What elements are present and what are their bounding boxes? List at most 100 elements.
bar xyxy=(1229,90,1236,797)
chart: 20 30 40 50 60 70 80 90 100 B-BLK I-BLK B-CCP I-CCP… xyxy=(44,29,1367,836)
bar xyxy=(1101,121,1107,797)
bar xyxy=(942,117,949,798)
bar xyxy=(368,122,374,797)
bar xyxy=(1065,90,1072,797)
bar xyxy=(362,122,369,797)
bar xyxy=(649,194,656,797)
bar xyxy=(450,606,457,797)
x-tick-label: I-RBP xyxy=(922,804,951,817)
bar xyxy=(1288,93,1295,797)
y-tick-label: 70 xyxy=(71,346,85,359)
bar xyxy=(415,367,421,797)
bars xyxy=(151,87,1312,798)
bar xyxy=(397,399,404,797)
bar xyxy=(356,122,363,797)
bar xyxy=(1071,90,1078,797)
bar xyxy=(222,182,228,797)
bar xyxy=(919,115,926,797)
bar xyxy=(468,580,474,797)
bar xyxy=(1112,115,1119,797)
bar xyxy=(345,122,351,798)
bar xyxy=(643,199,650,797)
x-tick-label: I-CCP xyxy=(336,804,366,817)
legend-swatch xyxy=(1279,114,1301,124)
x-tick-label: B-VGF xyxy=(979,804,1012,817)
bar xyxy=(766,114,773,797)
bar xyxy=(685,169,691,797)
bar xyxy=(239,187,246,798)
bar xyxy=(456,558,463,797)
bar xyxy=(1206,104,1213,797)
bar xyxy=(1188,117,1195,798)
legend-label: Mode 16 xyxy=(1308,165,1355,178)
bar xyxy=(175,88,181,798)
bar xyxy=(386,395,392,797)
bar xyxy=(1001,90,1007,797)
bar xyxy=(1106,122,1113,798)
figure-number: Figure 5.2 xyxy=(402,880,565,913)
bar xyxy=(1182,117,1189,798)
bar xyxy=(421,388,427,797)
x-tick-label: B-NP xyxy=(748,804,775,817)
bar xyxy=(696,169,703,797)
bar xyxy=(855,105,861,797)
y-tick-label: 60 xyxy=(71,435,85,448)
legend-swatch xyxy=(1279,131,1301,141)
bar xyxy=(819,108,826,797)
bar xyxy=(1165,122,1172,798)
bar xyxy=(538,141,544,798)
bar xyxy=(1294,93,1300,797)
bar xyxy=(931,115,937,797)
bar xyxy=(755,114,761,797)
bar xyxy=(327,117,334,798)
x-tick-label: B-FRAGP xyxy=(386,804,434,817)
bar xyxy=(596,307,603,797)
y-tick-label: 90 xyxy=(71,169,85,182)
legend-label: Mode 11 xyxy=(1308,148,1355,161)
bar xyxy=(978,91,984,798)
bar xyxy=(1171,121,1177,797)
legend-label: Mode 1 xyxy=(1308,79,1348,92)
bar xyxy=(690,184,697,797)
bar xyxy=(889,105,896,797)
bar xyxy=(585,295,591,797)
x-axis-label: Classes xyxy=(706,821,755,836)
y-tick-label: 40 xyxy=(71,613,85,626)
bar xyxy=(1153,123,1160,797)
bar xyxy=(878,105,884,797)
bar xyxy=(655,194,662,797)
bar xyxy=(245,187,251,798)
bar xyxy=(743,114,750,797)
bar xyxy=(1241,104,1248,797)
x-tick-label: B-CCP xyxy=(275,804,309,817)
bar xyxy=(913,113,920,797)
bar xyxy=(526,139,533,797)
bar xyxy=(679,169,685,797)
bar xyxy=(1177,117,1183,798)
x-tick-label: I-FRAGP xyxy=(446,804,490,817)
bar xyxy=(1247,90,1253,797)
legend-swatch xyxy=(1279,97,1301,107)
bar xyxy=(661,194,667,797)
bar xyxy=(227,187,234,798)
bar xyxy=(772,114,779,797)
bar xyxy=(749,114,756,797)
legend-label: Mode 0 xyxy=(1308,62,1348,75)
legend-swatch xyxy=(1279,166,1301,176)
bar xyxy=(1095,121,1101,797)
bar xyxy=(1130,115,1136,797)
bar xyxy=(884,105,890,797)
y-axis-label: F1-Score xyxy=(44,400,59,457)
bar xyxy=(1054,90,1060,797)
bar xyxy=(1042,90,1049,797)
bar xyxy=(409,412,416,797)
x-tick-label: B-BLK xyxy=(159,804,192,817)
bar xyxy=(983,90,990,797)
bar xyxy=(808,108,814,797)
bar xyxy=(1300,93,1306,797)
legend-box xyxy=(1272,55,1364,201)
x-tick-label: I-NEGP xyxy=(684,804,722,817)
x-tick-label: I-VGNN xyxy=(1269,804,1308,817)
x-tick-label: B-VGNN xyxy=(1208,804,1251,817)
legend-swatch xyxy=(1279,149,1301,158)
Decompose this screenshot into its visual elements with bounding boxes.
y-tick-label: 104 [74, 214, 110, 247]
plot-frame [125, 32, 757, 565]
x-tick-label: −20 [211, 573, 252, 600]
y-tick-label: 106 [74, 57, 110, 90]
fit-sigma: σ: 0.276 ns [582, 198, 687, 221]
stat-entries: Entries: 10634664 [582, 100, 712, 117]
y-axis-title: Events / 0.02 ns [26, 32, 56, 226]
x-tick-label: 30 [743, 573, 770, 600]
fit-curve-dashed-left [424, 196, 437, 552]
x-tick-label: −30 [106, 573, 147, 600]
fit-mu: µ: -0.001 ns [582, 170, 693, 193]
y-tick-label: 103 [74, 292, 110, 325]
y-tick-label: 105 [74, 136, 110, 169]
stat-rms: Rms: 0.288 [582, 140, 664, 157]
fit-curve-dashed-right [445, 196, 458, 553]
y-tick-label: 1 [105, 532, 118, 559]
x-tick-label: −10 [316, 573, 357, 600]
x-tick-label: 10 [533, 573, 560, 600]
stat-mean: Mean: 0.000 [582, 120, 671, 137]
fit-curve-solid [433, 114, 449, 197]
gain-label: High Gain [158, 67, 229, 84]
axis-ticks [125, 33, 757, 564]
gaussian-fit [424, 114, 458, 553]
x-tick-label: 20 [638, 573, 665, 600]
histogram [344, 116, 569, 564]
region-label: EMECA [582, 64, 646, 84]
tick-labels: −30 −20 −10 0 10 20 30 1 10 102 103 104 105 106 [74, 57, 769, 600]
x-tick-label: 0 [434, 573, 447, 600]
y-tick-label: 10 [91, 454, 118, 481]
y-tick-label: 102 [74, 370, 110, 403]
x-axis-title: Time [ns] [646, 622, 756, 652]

== == ==

**Written problem:** Locate every line above that contains the string "VGNN", and copy each of those lines in full.

**Written response:**
x-tick-label: I-VGNN xyxy=(1269,804,1308,817)
x-tick-label: B-VGNN xyxy=(1208,804,1251,817)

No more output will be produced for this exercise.